---------- EXTRAIT DE LA PAGE ----------

Au-delà du Papa, qui était Cheikh Fal ?
Tous ceux qui ont connu Cheikh Fal, durant son adolescence à Saint-Louis, disent de lui qu’il avait la réputation d’être un brillant mathématicien. Cela lui a permis d’être parmi les premiers Africains à faire une grande école scientifique en France, Supelec, en l’occurrence. Il s’est spécialisé dans la construction de barrages hydroélectriques. A cette époque, les futurs dirigeants politiques réunissaient, autour d’eux, les futures élites appelées à jouer un rôle de développement dans leur pays. C’est ainsi que les futurs présidents Senghor et Houphouët Boigny ont demandé à mon grand-père, qui était trésorier dans l’administration coloniale, de devenir «tuteur» de mon père. Ne pouvant refuser ni à l’un, ni à l’autre, il les a fait tous les 2 « tuteurs » de son fils. A la veille des indépendances, Houphouët a fait valoir à Senghor que les perspectives de construction de barrages hydroélectriques au Sénégal étaient assez lointaines par manque de relief, alors que la Côte d’Ivoire devait construire immédiatement les barrages de Soubré et de l’Anambé. C’est ainsi que nous avons fait un premier séjour de 5 ans à Abidjan. A l’Indépendance, nous sommes rentrés au Sénégal en 1960 où mon père a été nommé Directeur des Transports et des PTT. Quand il s’est agi de créer une compagnie aérienne commune, les deux Chefs d’Etat ont tout naturellement choisi leur poulain commun, à qui ils ont confié leurs portefeuilles de droits de trafic sur la base desquels Air Afrique a été créée avec le siège à Abidjan, d’où un deuxième séjour de 13 années.
Quel a été son œuvre à la tête d’Air Afrique ? Quel merveilleux outil d’intégration il était en train de bâtir ? N’avait-il pas tort pour avoir eu raison trop tôt ?
En tant que PDG fondateur d’Air Afrique, Cheikh Fal a été un des premiers grands managers en Afrique, mandataire de 11 Chefs d’Etat. Il me disait qu’en dehors de programmer de nouvelles lignes, de commander de nouveaux avions, de superviser la formation de pilotes africains et de tenir en respect l’actionnaire-concurrent Air France, il passait au moins un tiers de son temps à recouvrer les sommes que les différents États devaient à Air Afrique. Un travail que ses successeurs n’ont pas su faire et qui est à l’origine des difficultés de l’entreprise, après son départ. Non, Air Afrique était bien dans son époque et aurait pu continuer à se développer et à contribuer à l’intégration africaine au-delà même du noyau francophone. On a tendance à oublier qu’au moment où il quittait la Compagnie en 1973,Air Afrique était rentable et classée 18ème compagnie aérienne du monde.

---------- LISTE DES ENREGISTREMENTS ----------

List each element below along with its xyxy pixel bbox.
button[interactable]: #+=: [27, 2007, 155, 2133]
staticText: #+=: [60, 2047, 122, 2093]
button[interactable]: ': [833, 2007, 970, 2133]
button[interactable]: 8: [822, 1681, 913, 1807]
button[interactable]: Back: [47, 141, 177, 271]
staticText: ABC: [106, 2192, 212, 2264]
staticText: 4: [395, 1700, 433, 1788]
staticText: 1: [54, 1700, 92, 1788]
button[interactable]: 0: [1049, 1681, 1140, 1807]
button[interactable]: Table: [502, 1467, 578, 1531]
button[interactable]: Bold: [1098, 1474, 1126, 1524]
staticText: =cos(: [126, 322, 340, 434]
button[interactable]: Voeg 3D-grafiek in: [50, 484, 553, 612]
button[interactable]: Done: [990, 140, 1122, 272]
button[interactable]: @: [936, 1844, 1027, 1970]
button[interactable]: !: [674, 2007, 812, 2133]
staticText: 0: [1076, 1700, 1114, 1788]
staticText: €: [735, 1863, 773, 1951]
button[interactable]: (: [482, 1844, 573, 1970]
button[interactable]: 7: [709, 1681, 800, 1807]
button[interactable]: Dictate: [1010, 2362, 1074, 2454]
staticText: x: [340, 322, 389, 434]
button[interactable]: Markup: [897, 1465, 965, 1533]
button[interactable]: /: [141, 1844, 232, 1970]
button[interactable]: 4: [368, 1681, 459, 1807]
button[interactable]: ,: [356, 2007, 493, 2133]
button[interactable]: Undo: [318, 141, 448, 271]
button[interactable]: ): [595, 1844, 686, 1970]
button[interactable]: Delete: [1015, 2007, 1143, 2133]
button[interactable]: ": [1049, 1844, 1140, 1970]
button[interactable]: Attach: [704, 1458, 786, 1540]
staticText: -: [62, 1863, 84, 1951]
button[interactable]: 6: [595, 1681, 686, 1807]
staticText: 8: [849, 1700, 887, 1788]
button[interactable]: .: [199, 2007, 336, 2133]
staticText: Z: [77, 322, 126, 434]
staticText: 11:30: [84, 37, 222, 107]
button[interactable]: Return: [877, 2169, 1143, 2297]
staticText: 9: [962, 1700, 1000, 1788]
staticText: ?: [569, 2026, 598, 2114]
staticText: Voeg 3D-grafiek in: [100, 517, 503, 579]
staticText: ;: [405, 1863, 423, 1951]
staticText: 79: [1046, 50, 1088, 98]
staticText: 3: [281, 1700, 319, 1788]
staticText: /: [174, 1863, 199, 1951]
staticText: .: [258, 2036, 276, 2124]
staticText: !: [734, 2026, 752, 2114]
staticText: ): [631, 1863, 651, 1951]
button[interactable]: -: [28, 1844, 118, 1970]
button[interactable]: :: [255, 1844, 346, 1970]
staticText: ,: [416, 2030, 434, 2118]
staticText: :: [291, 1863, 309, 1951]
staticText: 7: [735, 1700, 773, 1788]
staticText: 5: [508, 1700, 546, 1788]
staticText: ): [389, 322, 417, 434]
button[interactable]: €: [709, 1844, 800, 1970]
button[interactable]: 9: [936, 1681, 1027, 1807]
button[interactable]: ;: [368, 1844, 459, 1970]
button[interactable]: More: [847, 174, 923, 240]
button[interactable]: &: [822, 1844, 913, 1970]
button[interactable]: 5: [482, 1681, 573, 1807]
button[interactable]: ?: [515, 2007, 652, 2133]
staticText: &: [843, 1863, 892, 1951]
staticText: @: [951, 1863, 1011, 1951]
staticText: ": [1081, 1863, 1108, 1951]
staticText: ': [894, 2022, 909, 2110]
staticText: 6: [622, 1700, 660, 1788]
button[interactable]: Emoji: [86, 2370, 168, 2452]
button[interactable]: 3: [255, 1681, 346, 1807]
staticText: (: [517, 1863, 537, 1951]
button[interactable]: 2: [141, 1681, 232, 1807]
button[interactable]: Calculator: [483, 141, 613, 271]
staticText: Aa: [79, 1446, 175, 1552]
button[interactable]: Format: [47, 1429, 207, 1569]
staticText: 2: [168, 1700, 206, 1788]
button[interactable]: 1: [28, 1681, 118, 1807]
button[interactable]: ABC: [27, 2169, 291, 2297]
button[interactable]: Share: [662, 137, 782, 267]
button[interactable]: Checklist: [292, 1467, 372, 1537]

----------

## LES TÂCHES
1 – Dressez la liste complète des activités que, selon l'extrait, Cheikh Fal disait mener en tant que PDG d'Air Afrique.
2 – Comptez les lignes des enregistrements qui contiennent la chaîne « grafiek ». Indiquez uniquement le nombre.

## RÉSULTATS DES TÂCHES
1 –
- Programmer de nouvelles lignes
- Commander de nouveaux avions
- Superviser la formation de pilotes africains
- Tenir en respect l'actionnaire-concurrent Air France
- Recouvrer les sommes que les différents États devaient à Air Afrique

2 – 2